Source records:
————
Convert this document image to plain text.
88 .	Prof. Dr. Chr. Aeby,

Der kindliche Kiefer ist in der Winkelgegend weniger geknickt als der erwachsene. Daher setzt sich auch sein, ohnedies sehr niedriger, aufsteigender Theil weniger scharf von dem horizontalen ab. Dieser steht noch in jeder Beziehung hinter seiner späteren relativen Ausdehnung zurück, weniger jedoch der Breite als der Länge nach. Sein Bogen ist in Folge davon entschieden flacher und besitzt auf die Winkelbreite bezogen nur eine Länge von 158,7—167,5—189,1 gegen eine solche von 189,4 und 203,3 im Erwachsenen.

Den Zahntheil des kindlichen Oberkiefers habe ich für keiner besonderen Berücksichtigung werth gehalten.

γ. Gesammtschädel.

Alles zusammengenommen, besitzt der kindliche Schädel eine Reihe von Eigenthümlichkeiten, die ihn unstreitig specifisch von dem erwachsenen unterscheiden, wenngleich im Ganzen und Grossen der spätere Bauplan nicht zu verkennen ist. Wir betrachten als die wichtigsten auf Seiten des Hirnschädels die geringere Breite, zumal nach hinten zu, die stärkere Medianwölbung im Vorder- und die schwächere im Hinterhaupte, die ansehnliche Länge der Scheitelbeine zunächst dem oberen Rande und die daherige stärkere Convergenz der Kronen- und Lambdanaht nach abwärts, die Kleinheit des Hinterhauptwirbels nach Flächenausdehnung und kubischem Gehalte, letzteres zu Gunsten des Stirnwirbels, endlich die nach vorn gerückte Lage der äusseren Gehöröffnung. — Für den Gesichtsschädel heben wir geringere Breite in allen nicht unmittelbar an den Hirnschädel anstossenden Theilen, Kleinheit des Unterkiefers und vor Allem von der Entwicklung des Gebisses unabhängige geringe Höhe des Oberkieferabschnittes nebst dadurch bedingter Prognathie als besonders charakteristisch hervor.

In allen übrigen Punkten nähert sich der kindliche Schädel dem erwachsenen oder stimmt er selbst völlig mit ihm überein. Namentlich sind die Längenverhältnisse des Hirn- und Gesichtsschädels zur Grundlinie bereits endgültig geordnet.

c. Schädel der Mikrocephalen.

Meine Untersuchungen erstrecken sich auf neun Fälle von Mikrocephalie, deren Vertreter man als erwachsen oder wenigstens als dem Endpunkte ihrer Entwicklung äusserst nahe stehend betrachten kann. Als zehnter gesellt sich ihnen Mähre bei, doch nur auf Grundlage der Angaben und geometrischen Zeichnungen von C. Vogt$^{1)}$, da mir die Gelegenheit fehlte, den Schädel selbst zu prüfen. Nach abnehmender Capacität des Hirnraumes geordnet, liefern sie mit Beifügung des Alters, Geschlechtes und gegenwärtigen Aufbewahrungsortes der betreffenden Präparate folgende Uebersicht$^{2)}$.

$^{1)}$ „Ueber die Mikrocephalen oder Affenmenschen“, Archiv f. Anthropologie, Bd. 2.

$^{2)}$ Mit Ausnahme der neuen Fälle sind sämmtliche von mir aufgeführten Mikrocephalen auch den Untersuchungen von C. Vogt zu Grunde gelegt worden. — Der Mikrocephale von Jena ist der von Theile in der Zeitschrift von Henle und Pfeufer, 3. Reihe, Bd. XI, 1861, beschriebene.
————
> [Task details]: Write out every record shown above, word for word.

> [Response to this task]:
Convert this document image to plain text.
88 .	Prof. Dr. Chr. Aeby,

Der kindliche Kiefer ist in der Winkelgegend weniger geknickt als der erwachsene. Daher setzt sich auch sein, ohnedies sehr niedriger, aufsteigender Theil weniger scharf von dem horizontalen ab. Dieser steht noch in jeder Beziehung hinter seiner späteren relativen Ausdehnung zurück, weniger jedoch der Breite als der Länge nach. Sein Bogen ist in Folge davon entschieden flacher und besitzt auf die Winkelbreite bezogen nur eine Länge von 158,7—167,5—189,1 gegen eine solche von 189,4 und 203,3 im Erwachsenen.

Den Zahntheil des kindlichen Oberkiefers habe ich für keiner besonderen Berücksichtigung werth gehalten.

γ. Gesammtschädel.

Alles zusammengenommen, besitzt der kindliche Schädel eine Reihe von Eigenthümlichkeiten, die ihn unstreitig specifisch von dem erwachsenen unterscheiden, wenngleich im Ganzen und Grossen der spätere Bauplan nicht zu verkennen ist. Wir betrachten als die wichtigsten auf Seiten des Hirnschädels die geringere Breite, zumal nach hinten zu, die stärkere Medianwölbung im Vorder- und die schwächere im Hinterhaupte, die ansehnliche Länge der Scheitelbeine zunächst dem oberen Rande und die daherige stärkere Convergenz der Kronen- und Lambdanaht nach abwärts, die Kleinheit des Hinterhauptwirbels nach Flächenausdehnung und kubischem Gehalte, letzteres zu Gunsten des Stirnwirbels, endlich die nach vorn gerückte Lage der äusseren Gehöröffnung. — Für den Gesichtsschädel heben wir geringere Breite in allen nicht unmittelbar an den Hirnschädel anstossenden Theilen, Kleinheit des Unterkiefers und vor Allem von der Entwicklung des Gebisses unabhängige geringe Höhe des Oberkieferabschnittes nebst dadurch bedingter Prognathie als besonders charakteristisch hervor.

In allen übrigen Punkten nähert sich der kindliche Schädel dem erwachsenen oder stimmt er selbst völlig mit ihm überein. Namentlich sind die Längenverhältnisse des Hirn- und Gesichtsschädels zur Grundlinie bereits endgültig geordnet.

c. Schädel der Mikrocephalen.

Meine Untersuchungen erstrecken sich auf neun Fälle von Mikrocephalie, deren Vertreter man als erwachsen oder wenigstens als dem Endpunkte ihrer Entwicklung äusserst nahe stehend betrachten kann. Als zehnter gesellt sich ihnen Mähre bei, doch nur auf Grundlage der Angaben und geometrischen Zeichnungen von C. Vogt$^{1)}$, da mir die Gelegenheit fehlte, den Schädel selbst zu prüfen. Nach abnehmender Capacität des Hirnraumes geordnet, liefern sie mit Beifügung des Alters, Geschlechtes und gegenwärtigen Aufbewahrungsortes der betreffenden Präparate folgende Uebersicht$^{2)}$.

$^{1)}$ „Ueber die Mikrocephalen oder Affenmenschen“, Archiv f. Anthropologie, Bd. 2.

$^{2)}$ Mit Ausnahme der neuen Fälle sind sämmtliche von mir aufgeführten Mikrocephalen auch den Untersuchungen von C. Vogt zu Grunde gelegt worden. — Der Mikrocephale von Jena ist der von Theile in der Zeitschrift von Henle und Pfeufer, 3. Reihe, Bd. XI, 1861, beschriebene.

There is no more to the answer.